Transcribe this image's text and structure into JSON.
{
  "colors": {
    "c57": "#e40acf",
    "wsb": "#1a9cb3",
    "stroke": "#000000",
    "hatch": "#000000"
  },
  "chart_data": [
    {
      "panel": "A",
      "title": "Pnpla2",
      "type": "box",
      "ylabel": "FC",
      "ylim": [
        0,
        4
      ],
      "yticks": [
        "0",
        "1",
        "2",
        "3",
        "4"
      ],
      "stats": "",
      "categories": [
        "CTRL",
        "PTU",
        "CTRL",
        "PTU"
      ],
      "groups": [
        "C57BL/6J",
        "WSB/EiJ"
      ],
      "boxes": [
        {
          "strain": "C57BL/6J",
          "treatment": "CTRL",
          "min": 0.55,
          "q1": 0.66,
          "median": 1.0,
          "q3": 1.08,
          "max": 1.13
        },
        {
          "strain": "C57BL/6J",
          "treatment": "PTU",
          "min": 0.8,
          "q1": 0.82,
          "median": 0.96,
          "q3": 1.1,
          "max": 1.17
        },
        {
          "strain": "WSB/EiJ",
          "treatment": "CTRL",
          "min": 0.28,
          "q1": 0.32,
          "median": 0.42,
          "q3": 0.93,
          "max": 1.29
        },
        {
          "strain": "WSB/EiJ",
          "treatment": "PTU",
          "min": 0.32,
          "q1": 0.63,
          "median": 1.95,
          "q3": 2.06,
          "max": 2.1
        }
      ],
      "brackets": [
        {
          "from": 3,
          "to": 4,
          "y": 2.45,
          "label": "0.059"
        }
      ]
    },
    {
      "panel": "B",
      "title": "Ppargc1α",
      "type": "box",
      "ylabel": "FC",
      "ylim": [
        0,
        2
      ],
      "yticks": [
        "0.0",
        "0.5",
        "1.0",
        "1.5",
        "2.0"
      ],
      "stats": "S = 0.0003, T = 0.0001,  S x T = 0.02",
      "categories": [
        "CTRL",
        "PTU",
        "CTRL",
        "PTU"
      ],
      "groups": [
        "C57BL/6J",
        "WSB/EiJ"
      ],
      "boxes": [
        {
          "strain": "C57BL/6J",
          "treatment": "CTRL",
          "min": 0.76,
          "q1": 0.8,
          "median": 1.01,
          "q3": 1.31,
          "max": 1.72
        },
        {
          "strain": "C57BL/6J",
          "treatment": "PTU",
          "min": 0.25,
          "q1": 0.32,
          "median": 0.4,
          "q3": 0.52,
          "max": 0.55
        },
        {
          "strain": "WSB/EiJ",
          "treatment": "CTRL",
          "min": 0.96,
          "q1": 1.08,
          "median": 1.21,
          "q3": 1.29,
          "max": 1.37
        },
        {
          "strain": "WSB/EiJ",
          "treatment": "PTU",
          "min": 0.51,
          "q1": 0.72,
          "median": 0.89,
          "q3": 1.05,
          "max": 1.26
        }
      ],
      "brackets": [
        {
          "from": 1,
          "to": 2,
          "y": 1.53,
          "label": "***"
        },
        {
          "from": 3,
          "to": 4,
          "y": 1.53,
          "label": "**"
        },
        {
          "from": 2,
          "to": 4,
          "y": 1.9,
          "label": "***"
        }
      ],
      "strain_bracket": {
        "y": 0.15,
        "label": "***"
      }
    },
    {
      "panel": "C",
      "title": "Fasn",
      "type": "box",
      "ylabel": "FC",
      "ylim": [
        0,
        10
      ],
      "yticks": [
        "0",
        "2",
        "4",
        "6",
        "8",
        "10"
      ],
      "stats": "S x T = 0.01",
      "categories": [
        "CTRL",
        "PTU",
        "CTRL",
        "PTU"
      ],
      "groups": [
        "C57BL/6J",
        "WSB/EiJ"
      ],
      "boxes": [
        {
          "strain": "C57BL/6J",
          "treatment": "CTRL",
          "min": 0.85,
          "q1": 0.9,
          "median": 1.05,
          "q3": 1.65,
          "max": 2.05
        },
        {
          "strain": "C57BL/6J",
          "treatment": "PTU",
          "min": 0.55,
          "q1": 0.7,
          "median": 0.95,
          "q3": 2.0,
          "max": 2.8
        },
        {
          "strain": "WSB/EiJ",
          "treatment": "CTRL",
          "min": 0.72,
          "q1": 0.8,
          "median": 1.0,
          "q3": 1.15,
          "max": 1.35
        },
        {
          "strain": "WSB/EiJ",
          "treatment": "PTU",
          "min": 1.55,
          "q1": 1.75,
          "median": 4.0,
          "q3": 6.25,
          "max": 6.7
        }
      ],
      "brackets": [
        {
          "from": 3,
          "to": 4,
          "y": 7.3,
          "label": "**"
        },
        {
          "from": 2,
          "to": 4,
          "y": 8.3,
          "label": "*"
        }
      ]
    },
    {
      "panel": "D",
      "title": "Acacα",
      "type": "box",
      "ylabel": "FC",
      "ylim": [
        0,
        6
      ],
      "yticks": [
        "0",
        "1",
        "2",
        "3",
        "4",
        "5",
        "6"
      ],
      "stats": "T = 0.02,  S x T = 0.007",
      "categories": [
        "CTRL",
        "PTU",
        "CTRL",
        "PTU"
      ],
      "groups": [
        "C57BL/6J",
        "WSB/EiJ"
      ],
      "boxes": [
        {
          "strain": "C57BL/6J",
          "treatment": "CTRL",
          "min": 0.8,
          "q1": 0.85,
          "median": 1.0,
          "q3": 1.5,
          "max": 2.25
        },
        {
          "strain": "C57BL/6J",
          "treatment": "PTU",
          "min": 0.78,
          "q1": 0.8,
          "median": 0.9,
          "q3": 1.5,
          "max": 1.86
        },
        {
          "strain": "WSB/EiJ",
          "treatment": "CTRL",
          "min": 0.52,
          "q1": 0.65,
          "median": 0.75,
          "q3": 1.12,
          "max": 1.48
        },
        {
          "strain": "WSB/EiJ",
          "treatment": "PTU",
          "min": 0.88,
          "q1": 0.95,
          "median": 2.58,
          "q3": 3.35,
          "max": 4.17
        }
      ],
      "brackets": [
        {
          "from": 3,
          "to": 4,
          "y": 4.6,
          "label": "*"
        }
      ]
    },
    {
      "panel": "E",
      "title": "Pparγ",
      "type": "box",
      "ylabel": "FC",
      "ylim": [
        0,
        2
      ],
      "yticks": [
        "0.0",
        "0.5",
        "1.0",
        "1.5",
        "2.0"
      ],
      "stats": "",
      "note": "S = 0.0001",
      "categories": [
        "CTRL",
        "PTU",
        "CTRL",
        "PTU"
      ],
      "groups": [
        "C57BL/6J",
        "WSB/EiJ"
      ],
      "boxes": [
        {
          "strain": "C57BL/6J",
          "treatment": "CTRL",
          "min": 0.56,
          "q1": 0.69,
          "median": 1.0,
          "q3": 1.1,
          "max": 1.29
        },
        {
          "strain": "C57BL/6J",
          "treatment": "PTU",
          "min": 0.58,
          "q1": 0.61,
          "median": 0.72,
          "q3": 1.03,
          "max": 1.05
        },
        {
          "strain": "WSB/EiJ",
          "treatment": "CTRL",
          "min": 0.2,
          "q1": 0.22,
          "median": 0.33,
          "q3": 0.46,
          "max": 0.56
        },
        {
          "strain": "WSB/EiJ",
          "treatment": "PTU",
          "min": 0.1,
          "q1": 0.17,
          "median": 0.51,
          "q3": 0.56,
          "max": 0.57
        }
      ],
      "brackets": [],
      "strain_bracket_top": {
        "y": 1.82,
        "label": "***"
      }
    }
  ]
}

·····

Of the lines in this material, state how many hold the string "panel". Write no other words.

5